* What you should do
Records follow. Pull out every line that contains "near".

*** The data ***

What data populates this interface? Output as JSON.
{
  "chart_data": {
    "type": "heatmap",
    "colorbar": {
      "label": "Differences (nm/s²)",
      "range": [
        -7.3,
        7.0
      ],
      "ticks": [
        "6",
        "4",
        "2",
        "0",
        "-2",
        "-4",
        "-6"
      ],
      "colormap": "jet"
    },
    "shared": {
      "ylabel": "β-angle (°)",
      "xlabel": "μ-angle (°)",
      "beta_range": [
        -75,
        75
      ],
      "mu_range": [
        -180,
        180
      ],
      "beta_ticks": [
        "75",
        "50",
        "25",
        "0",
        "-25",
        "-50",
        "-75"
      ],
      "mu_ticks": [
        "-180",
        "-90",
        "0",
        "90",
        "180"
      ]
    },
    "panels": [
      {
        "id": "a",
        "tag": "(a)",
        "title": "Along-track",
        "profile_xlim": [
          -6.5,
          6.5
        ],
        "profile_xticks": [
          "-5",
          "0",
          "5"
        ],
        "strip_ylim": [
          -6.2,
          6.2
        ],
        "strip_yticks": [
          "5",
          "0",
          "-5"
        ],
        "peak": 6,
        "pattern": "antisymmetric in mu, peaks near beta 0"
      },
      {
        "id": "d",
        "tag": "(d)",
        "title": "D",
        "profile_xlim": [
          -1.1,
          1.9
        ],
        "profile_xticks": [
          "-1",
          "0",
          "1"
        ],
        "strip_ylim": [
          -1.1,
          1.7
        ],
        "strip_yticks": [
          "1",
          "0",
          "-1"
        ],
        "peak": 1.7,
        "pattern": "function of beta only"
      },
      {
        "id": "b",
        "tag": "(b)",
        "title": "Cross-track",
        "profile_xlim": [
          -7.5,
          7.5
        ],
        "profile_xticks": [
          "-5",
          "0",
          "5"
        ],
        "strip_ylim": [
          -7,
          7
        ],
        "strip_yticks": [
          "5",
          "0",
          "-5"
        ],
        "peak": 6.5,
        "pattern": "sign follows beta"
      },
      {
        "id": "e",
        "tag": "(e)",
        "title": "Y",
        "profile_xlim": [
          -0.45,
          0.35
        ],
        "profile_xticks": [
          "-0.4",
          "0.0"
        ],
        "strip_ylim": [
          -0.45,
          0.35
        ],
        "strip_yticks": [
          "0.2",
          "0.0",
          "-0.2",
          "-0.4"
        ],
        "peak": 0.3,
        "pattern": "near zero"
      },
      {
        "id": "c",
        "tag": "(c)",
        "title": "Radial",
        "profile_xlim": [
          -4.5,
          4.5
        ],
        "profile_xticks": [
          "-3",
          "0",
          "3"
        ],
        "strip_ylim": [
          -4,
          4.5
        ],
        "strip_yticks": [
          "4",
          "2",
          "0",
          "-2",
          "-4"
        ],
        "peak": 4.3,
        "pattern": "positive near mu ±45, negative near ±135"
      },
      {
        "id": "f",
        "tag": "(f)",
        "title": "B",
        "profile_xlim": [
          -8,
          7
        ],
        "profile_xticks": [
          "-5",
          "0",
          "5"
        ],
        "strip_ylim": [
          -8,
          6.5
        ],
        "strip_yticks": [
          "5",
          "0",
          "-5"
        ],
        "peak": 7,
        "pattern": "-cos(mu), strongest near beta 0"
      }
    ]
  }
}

***

* Response to the exercise
        "pattern": "antisymmetric in mu, peaks near beta 0"
        "pattern": "near zero"
        "pattern": "positive near mu ±45, negative near ±135"
        "pattern": "-cos(mu), strongest near beta 0"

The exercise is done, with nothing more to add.